* _Problem to work on_
Repeat the listing exactly as given, omitting every image.
□ □ □ □ □
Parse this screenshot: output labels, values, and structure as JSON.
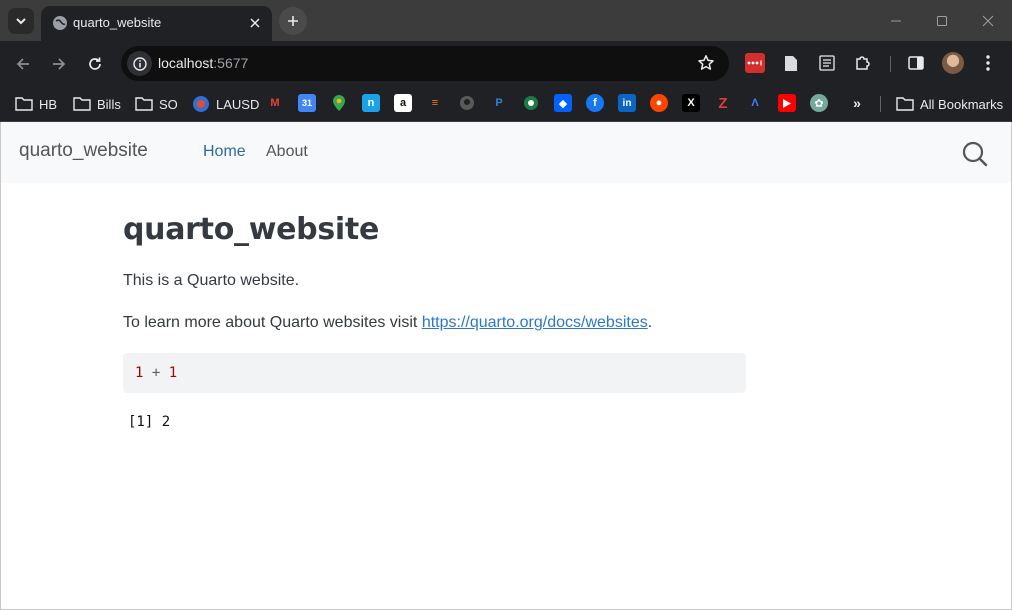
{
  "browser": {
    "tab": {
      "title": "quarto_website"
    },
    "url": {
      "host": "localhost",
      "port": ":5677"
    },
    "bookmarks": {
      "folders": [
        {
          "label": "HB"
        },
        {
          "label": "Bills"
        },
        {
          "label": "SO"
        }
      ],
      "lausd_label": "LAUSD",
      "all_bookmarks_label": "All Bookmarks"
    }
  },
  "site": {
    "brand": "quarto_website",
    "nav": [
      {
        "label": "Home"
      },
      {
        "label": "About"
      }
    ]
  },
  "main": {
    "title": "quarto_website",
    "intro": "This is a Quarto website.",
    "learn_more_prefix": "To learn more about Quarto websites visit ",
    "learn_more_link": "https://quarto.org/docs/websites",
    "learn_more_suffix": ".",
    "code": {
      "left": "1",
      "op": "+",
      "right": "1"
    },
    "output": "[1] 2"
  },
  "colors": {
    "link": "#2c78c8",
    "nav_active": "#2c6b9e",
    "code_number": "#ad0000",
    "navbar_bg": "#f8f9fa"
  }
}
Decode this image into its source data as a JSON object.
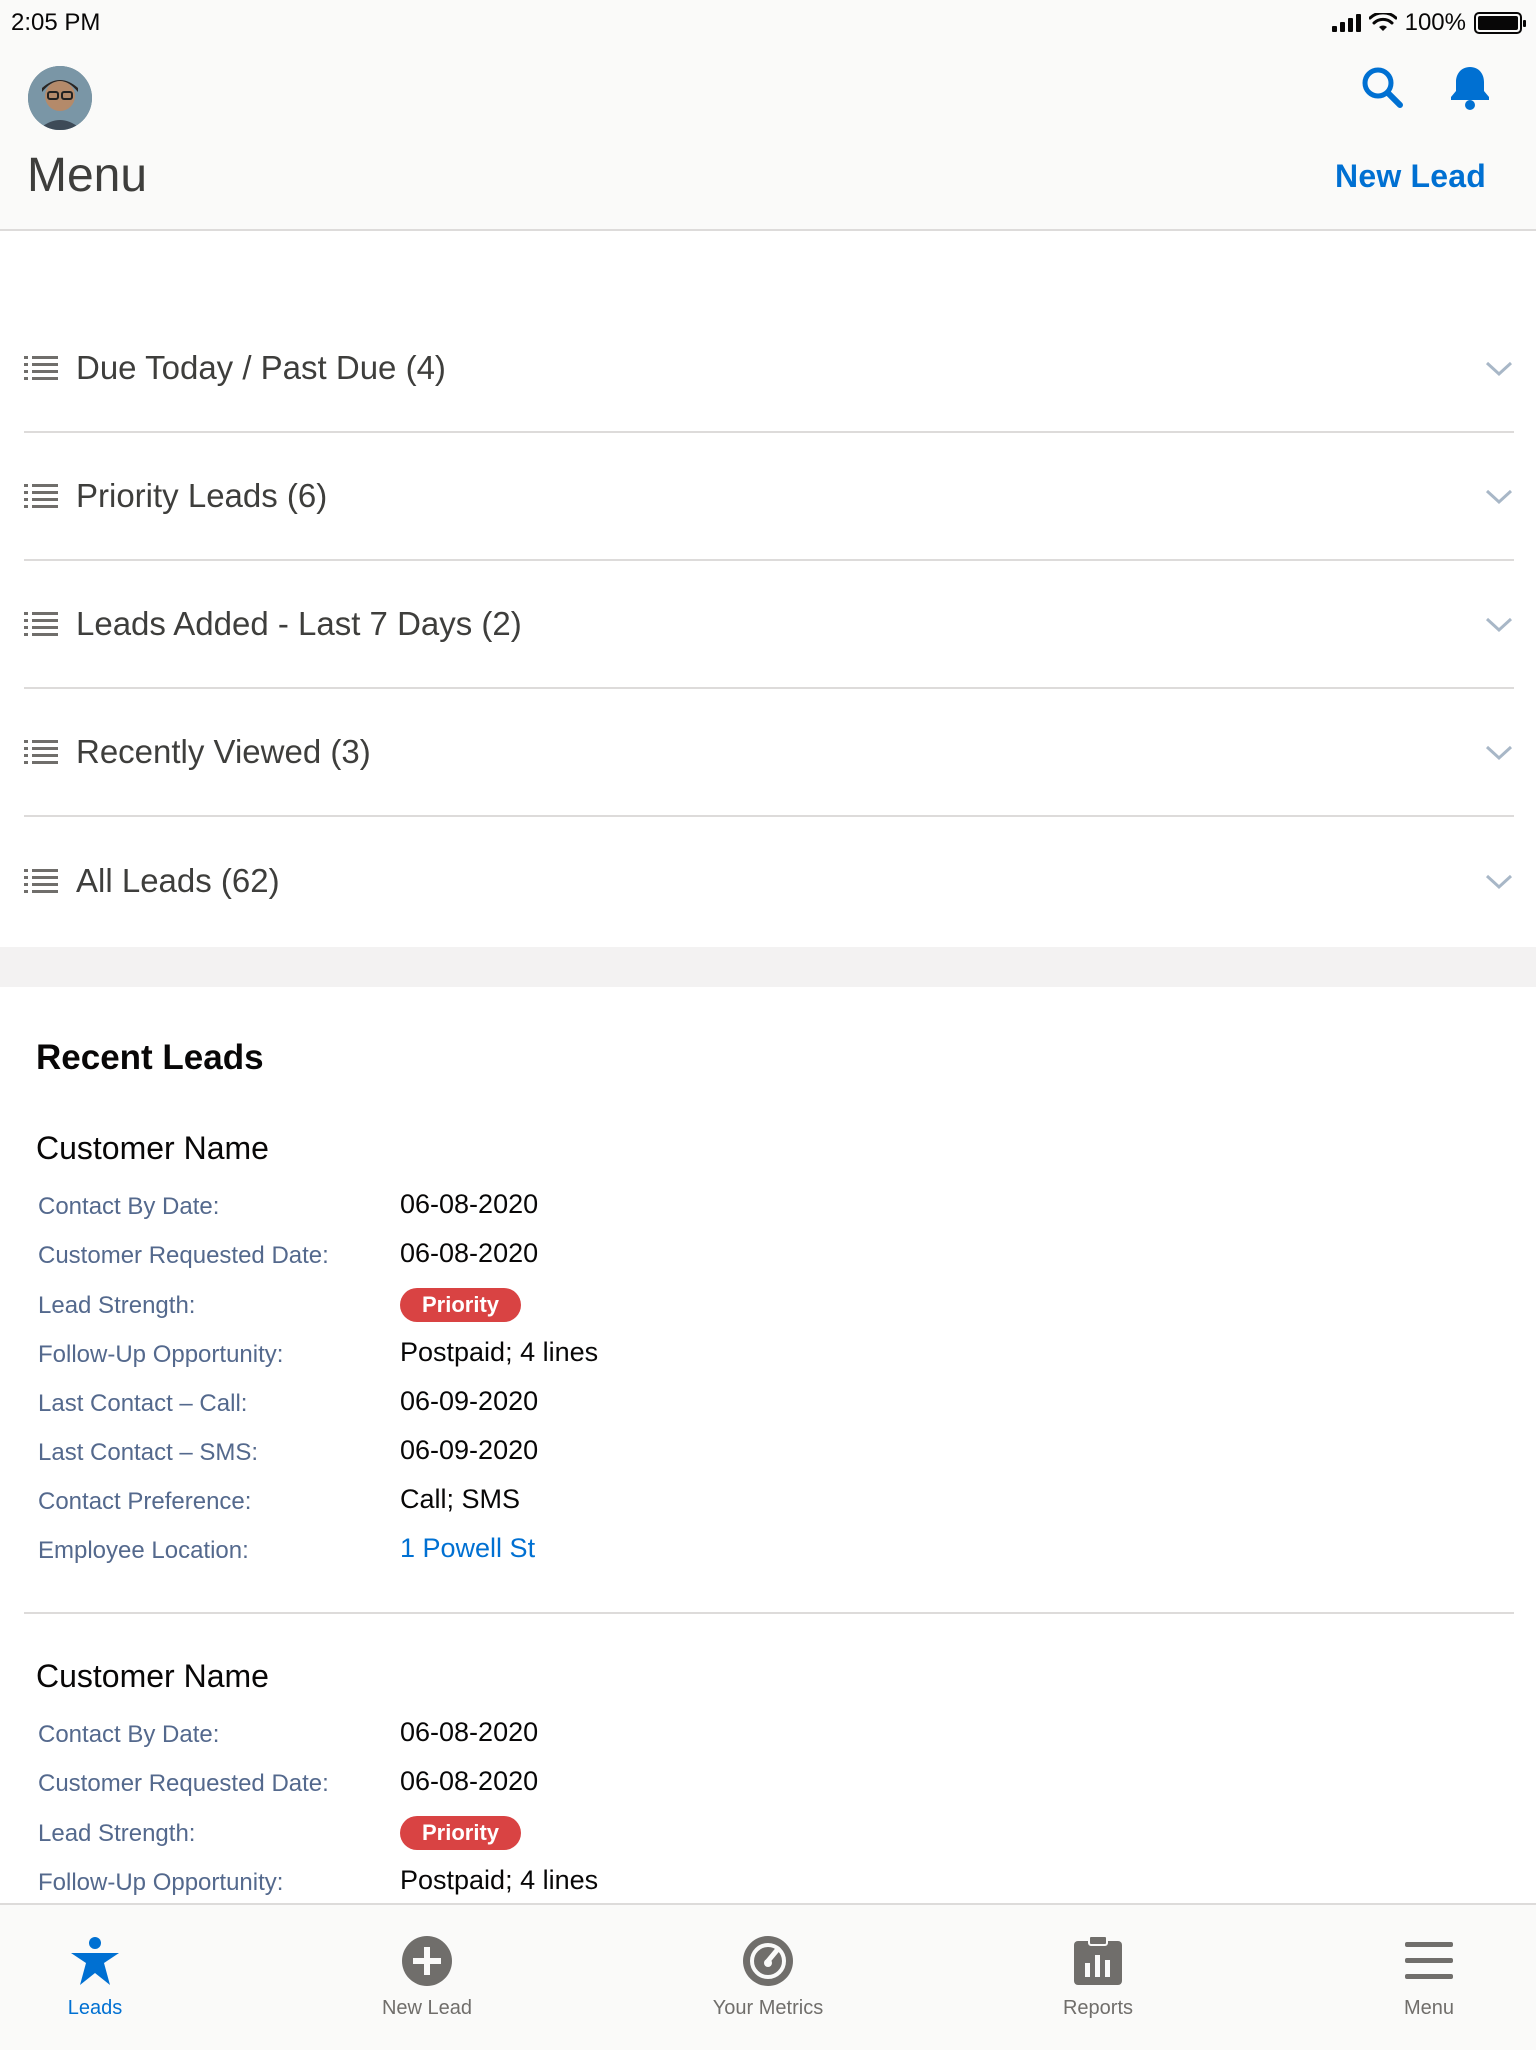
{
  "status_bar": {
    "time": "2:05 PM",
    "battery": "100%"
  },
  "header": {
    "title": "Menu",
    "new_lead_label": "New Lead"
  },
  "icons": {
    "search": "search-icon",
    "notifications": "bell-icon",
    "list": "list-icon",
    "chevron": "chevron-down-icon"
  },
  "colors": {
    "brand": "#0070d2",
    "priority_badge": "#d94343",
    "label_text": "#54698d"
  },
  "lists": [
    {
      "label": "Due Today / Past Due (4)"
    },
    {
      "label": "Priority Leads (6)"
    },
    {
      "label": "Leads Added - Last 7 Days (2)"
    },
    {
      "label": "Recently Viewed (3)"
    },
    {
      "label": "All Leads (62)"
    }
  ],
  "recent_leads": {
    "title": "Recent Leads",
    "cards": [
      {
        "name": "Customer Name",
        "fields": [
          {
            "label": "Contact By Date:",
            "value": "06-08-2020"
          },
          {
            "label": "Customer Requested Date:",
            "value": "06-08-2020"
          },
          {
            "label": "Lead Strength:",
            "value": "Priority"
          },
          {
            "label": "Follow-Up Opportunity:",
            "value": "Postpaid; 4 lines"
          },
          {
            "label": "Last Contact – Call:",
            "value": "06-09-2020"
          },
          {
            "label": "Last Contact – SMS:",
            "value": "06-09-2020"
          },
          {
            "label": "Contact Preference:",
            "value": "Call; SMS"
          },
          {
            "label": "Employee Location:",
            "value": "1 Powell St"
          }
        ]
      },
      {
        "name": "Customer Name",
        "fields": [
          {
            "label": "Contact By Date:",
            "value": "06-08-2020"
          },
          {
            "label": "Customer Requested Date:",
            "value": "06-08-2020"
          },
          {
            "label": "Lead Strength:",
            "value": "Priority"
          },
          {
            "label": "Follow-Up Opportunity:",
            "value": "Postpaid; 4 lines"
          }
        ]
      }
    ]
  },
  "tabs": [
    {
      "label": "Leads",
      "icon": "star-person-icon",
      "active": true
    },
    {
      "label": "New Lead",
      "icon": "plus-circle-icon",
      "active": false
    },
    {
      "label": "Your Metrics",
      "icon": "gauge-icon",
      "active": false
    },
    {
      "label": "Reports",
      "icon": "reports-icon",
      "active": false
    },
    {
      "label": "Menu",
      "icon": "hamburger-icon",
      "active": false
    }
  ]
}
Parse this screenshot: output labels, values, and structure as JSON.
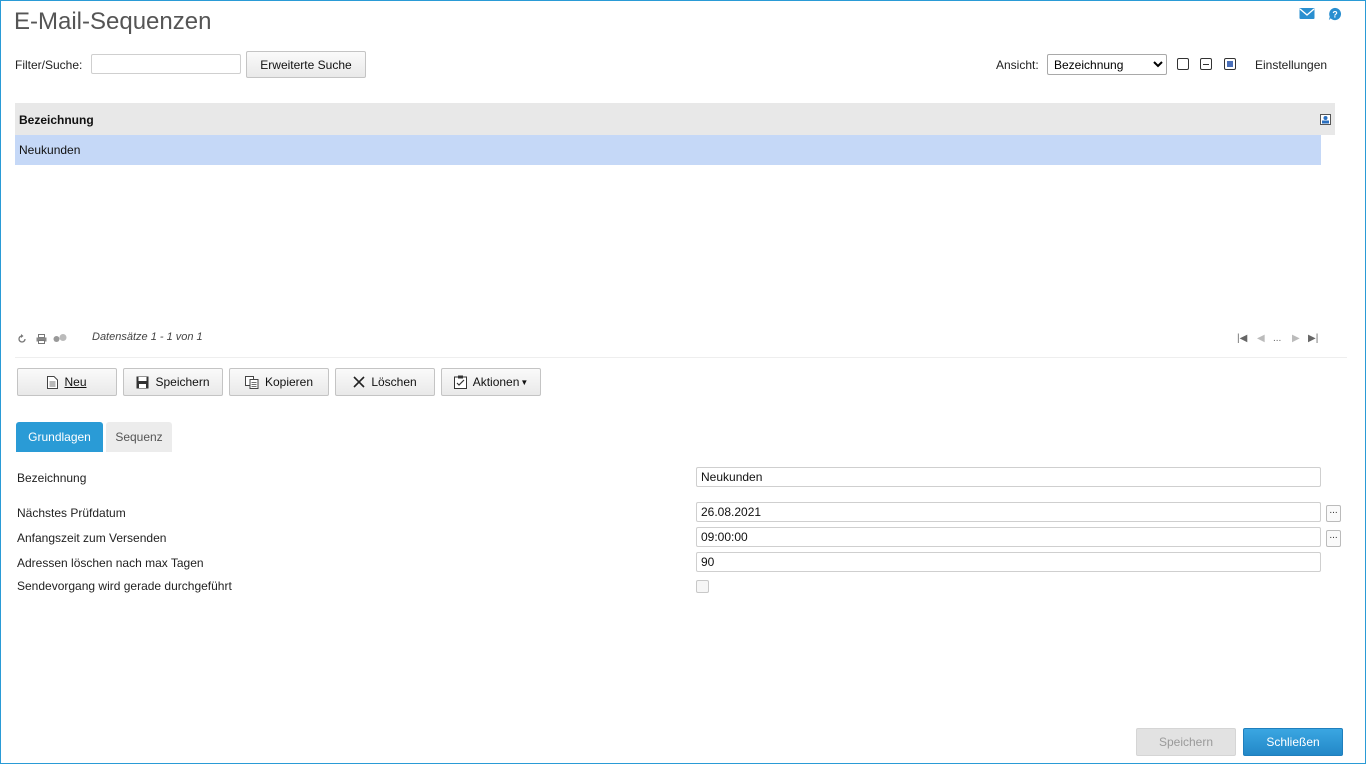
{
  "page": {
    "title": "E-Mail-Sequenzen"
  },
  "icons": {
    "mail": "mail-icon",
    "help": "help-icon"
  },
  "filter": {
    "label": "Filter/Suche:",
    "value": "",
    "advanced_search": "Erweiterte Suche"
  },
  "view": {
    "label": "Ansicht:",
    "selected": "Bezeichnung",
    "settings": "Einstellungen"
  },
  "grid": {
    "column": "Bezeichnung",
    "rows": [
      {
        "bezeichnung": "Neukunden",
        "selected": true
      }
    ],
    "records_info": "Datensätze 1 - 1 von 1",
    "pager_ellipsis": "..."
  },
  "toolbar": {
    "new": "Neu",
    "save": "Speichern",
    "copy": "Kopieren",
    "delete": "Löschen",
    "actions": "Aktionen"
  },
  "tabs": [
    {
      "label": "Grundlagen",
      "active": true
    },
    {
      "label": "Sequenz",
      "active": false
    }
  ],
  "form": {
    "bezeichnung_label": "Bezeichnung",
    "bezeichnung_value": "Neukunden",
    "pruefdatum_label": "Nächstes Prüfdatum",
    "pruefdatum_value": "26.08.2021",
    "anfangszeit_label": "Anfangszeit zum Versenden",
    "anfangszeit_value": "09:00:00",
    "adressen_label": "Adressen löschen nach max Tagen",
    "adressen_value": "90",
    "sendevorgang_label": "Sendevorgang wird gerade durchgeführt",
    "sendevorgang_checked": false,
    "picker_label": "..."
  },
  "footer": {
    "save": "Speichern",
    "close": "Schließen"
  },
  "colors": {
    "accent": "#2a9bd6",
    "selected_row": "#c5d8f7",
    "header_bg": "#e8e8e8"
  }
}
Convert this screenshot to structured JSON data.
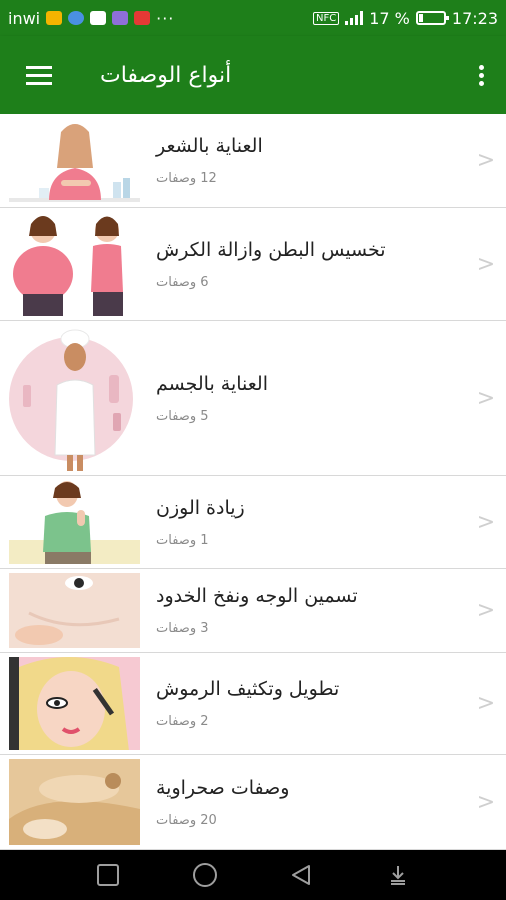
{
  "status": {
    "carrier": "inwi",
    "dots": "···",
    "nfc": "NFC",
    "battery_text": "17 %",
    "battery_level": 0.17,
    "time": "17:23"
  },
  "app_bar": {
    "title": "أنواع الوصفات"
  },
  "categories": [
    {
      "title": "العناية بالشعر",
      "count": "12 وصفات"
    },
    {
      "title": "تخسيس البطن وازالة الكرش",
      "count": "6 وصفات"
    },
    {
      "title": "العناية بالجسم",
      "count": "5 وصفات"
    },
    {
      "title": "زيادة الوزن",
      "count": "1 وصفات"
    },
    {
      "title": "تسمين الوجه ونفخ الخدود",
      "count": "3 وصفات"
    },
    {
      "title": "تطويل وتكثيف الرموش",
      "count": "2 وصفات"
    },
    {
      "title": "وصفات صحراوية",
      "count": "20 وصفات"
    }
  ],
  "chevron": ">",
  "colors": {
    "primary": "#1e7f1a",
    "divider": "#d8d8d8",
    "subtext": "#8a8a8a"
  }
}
□ □ □ □ □
* _Expected answer_
Parse this screenshot: output labels, values, and structure as JSON.
{
  "browser": {
    "tab": {
      "title": "quarto_website"
    },
    "url": {
      "host": "localhost",
      "port": ":5677"
    },
    "bookmarks": {
      "folders": [
        {
          "label": "HB"
        },
        {
          "label": "Bills"
        },
        {
          "label": "SO"
        }
      ],
      "lausd_label": "LAUSD",
      "all_bookmarks_label": "All Bookmarks"
    }
  },
  "site": {
    "brand": "quarto_website",
    "nav": [
      {
        "label": "Home"
      },
      {
        "label": "About"
      }
    ]
  },
  "main": {
    "title": "quarto_website",
    "intro": "This is a Quarto website.",
    "learn_more_prefix": "To learn more about Quarto websites visit ",
    "learn_more_link": "https://quarto.org/docs/websites",
    "learn_more_suffix": ".",
    "code": {
      "left": "1",
      "op": "+",
      "right": "1"
    },
    "output": "[1] 2"
  },
  "colors": {
    "link": "#2c78c8",
    "nav_active": "#2c6b9e",
    "code_number": "#ad0000",
    "navbar_bg": "#f8f9fa"
  }
}
Decode this image into its source data as a JSON object.
{
  "status_bar": {
    "time": "2:05 PM",
    "battery": "100%"
  },
  "header": {
    "title": "Menu",
    "new_lead_label": "New Lead"
  },
  "icons": {
    "search": "search-icon",
    "notifications": "bell-icon",
    "list": "list-icon",
    "chevron": "chevron-down-icon"
  },
  "colors": {
    "brand": "#0070d2",
    "priority_badge": "#d94343",
    "label_text": "#54698d"
  },
  "lists": [
    {
      "label": "Due Today / Past Due (4)"
    },
    {
      "label": "Priority Leads (6)"
    },
    {
      "label": "Leads Added - Last 7 Days (2)"
    },
    {
      "label": "Recently Viewed (3)"
    },
    {
      "label": "All Leads (62)"
    }
  ],
  "recent_leads": {
    "title": "Recent Leads",
    "cards": [
      {
        "name": "Customer Name",
        "fields": [
          {
            "label": "Contact By Date:",
            "value": "06-08-2020"
          },
          {
            "label": "Customer Requested Date:",
            "value": "06-08-2020"
          },
          {
            "label": "Lead Strength:",
            "value": "Priority"
          },
          {
            "label": "Follow-Up Opportunity:",
            "value": "Postpaid; 4 lines"
          },
          {
            "label": "Last Contact – Call:",
            "value": "06-09-2020"
          },
          {
            "label": "Last Contact – SMS:",
            "value": "06-09-2020"
          },
          {
            "label": "Contact Preference:",
            "value": "Call; SMS"
          },
          {
            "label": "Employee Location:",
            "value": "1 Powell St"
          }
        ]
      },
      {
        "name": "Customer Name",
        "fields": [
          {
            "label": "Contact By Date:",
            "value": "06-08-2020"
          },
          {
            "label": "Customer Requested Date:",
            "value": "06-08-2020"
          },
          {
            "label": "Lead Strength:",
            "value": "Priority"
          },
          {
            "label": "Follow-Up Opportunity:",
            "value": "Postpaid; 4 lines"
          }
        ]
      }
    ]
  },
  "tabs": [
    {
      "label": "Leads",
      "icon": "star-person-icon",
      "active": true
    },
    {
      "label": "New Lead",
      "icon": "plus-circle-icon",
      "active": false
    },
    {
      "label": "Your Metrics",
      "icon": "gauge-icon",
      "active": false
    },
    {
      "label": "Reports",
      "icon": "reports-icon",
      "active": false
    },
    {
      "label": "Menu",
      "icon": "hamburger-icon",
      "active": false
    }
  ]
}
Parse this screenshot: output labels, values, and structure as JSON.
{
  "page": {
    "title": "E-Mail-Sequenzen"
  },
  "icons": {
    "mail": "mail-icon",
    "help": "help-icon"
  },
  "filter": {
    "label": "Filter/Suche:",
    "value": "",
    "advanced_search": "Erweiterte Suche"
  },
  "view": {
    "label": "Ansicht:",
    "selected": "Bezeichnung",
    "settings": "Einstellungen"
  },
  "grid": {
    "column": "Bezeichnung",
    "rows": [
      {
        "bezeichnung": "Neukunden",
        "selected": true
      }
    ],
    "records_info": "Datensätze 1 - 1 von 1",
    "pager_ellipsis": "..."
  },
  "toolbar": {
    "new": "Neu",
    "save": "Speichern",
    "copy": "Kopieren",
    "delete": "Löschen",
    "actions": "Aktionen"
  },
  "tabs": [
    {
      "label": "Grundlagen",
      "active": true
    },
    {
      "label": "Sequenz",
      "active": false
    }
  ],
  "form": {
    "bezeichnung_label": "Bezeichnung",
    "bezeichnung_value": "Neukunden",
    "pruefdatum_label": "Nächstes Prüfdatum",
    "pruefdatum_value": "26.08.2021",
    "anfangszeit_label": "Anfangszeit zum Versenden",
    "anfangszeit_value": "09:00:00",
    "adressen_label": "Adressen löschen nach max Tagen",
    "adressen_value": "90",
    "sendevorgang_label": "Sendevorgang wird gerade durchgeführt",
    "sendevorgang_checked": false,
    "picker_label": "..."
  },
  "footer": {
    "save": "Speichern",
    "close": "Schließen"
  },
  "colors": {
    "accent": "#2a9bd6",
    "selected_row": "#c5d8f7",
    "header_bg": "#e8e8e8"
  }
}
Convert this screenshot to structured JSON data.
{
  "status": {
    "carrier": "inwi",
    "dots": "···",
    "nfc": "NFC",
    "battery_text": "17 %",
    "battery_level": 0.17,
    "time": "17:23"
  },
  "app_bar": {
    "title": "أنواع الوصفات"
  },
  "categories": [
    {
      "title": "العناية بالشعر",
      "count": "12 وصفات"
    },
    {
      "title": "تخسيس البطن وازالة الكرش",
      "count": "6 وصفات"
    },
    {
      "title": "العناية بالجسم",
      "count": "5 وصفات"
    },
    {
      "title": "زيادة الوزن",
      "count": "1 وصفات"
    },
    {
      "title": "تسمين الوجه ونفخ الخدود",
      "count": "3 وصفات"
    },
    {
      "title": "تطويل وتكثيف الرموش",
      "count": "2 وصفات"
    },
    {
      "title": "وصفات صحراوية",
      "count": "20 وصفات"
    }
  ],
  "chevron": ">",
  "colors": {
    "primary": "#1e7f1a",
    "divider": "#d8d8d8",
    "subtext": "#8a8a8a"
  }
}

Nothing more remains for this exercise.